+++ Task inputs

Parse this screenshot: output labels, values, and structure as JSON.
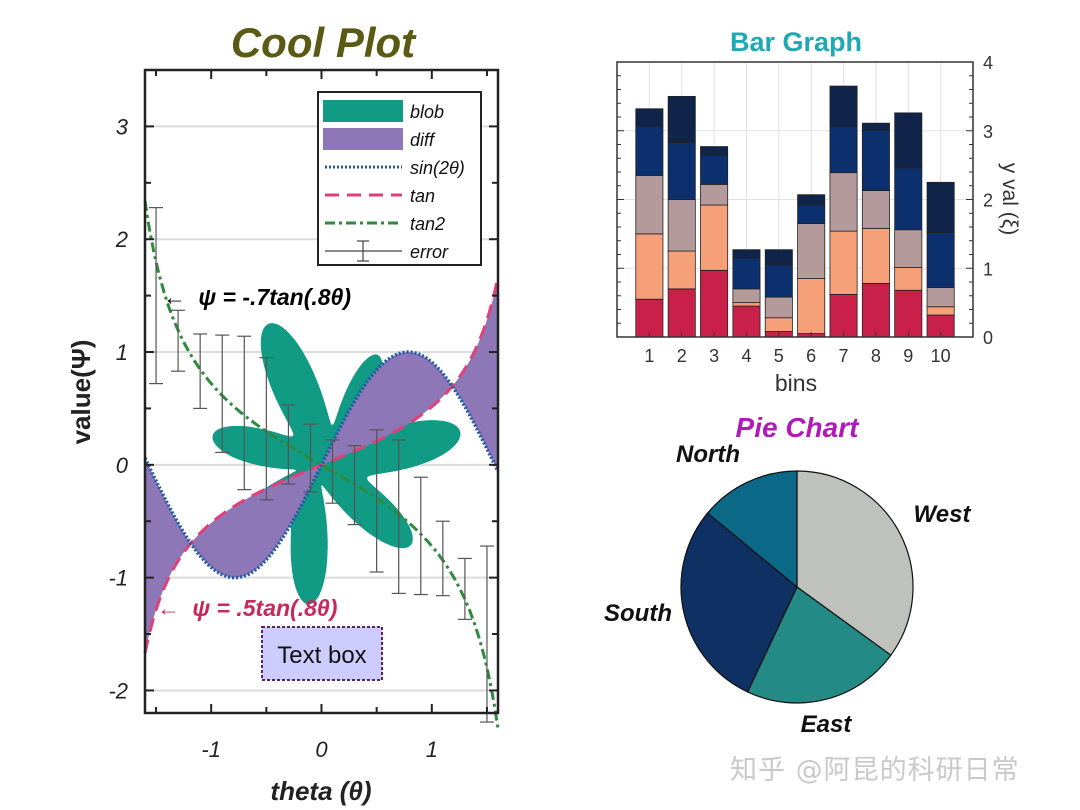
{
  "watermark": "知乎 @阿昆的科研日常",
  "chart_data": [
    {
      "type": "line",
      "title": "Cool Plot",
      "title_color": "#5a5a14",
      "xlabel": "theta (θ)",
      "ylabel": "value(Ψ)",
      "xlim": [
        -1.6,
        1.6
      ],
      "ylim": [
        -2.2,
        3.5
      ],
      "xticks": [
        -1,
        0,
        1
      ],
      "xtick_labels": [
        "-1",
        "0",
        "1"
      ],
      "yticks": [
        -2,
        -1,
        0,
        1,
        2,
        3
      ],
      "ytick_labels": [
        "-2",
        "-1",
        "0",
        "1",
        "2",
        "3"
      ],
      "grid": "horizontal",
      "legend_position": "top-right",
      "legend": [
        {
          "label": "blob",
          "kind": "patch",
          "color": "#119a84"
        },
        {
          "label": "diff",
          "kind": "patch",
          "color": "#8d77b6"
        },
        {
          "label": "sin(2θ)",
          "kind": "line",
          "color": "#1f5aa8",
          "dash": "dotted"
        },
        {
          "label": "tan",
          "kind": "line",
          "color": "#e0407a",
          "dash": "dashed"
        },
        {
          "label": "tan2",
          "kind": "line",
          "color": "#2e8a3e",
          "dash": "dashdot"
        },
        {
          "label": "error",
          "kind": "errorbar",
          "color": "#444444"
        }
      ],
      "series": [
        {
          "name": "sin(2θ)",
          "function": "sin(2θ)"
        },
        {
          "name": "tan",
          "function": ".5tan(.8θ)"
        },
        {
          "name": "tan2",
          "function": "-.7tan(.8θ)"
        }
      ],
      "error": {
        "x": [
          -1.5,
          -1.3,
          -1.1,
          -0.9,
          -0.7,
          -0.5,
          -0.3,
          -0.1,
          0.1,
          0.3,
          0.5,
          0.7,
          0.9,
          1.1,
          1.3,
          1.5
        ],
        "y": [
          1.5,
          1.1,
          0.83,
          0.63,
          0.46,
          0.32,
          0.18,
          0.06,
          -0.06,
          -0.18,
          -0.32,
          -0.46,
          -0.63,
          -0.83,
          -1.1,
          -1.5
        ],
        "err": [
          0.78,
          0.27,
          0.33,
          0.52,
          0.68,
          0.63,
          0.35,
          0.3,
          0.28,
          0.35,
          0.63,
          0.68,
          0.52,
          0.33,
          0.27,
          0.78
        ]
      },
      "annotations": [
        {
          "text": "ψ = -.7tan(.8θ)",
          "color": "#000000",
          "arrow": "←"
        },
        {
          "text": "ψ = .5tan(.8θ)",
          "color": "#c8295a",
          "arrow": "←"
        }
      ],
      "textbox": "Text box"
    },
    {
      "type": "bar",
      "stacked": true,
      "title": "Bar Graph",
      "title_color": "#20a8b4",
      "xlabel": "bins",
      "ylabel": "y val (ξ)",
      "yaxis_position": "right",
      "ylim": [
        0,
        4
      ],
      "yticks": [
        0,
        1,
        2,
        3,
        4
      ],
      "categories": [
        "1",
        "2",
        "3",
        "4",
        "5",
        "6",
        "7",
        "8",
        "9",
        "10"
      ],
      "grid": true,
      "series": [
        {
          "color": "#c9204a",
          "values": [
            0.55,
            0.7,
            0.97,
            0.45,
            0.08,
            0.05,
            0.62,
            0.78,
            0.68,
            0.32
          ]
        },
        {
          "color": "#f6a07a",
          "values": [
            0.95,
            0.55,
            0.95,
            0.05,
            0.2,
            0.8,
            0.92,
            0.8,
            0.33,
            0.12
          ]
        },
        {
          "color": "#b49a9a",
          "values": [
            0.85,
            0.75,
            0.3,
            0.2,
            0.3,
            0.8,
            0.85,
            0.55,
            0.55,
            0.28
          ]
        },
        {
          "color": "#0c2f6e",
          "values": [
            0.72,
            0.83,
            0.43,
            0.45,
            0.47,
            0.27,
            0.68,
            0.88,
            0.9,
            0.8
          ]
        },
        {
          "color": "#10244a",
          "values": [
            0.25,
            0.67,
            0.12,
            0.12,
            0.22,
            0.15,
            0.58,
            0.1,
            0.8,
            0.73
          ]
        }
      ]
    },
    {
      "type": "pie",
      "title": "Pie Chart",
      "title_color": "#b01ab8",
      "labels": [
        "West",
        "East",
        "South",
        "North"
      ],
      "values": [
        0.35,
        0.22,
        0.29,
        0.14
      ],
      "colors": [
        "#bfc1bd",
        "#238a85",
        "#0e3063",
        "#0c6887"
      ]
    }
  ]
}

++++++

■ Description of the task: Extract all lines of the records above that include "right".

■ The output:
      "legend_position": "top-right",
      "yaxis_position": "right",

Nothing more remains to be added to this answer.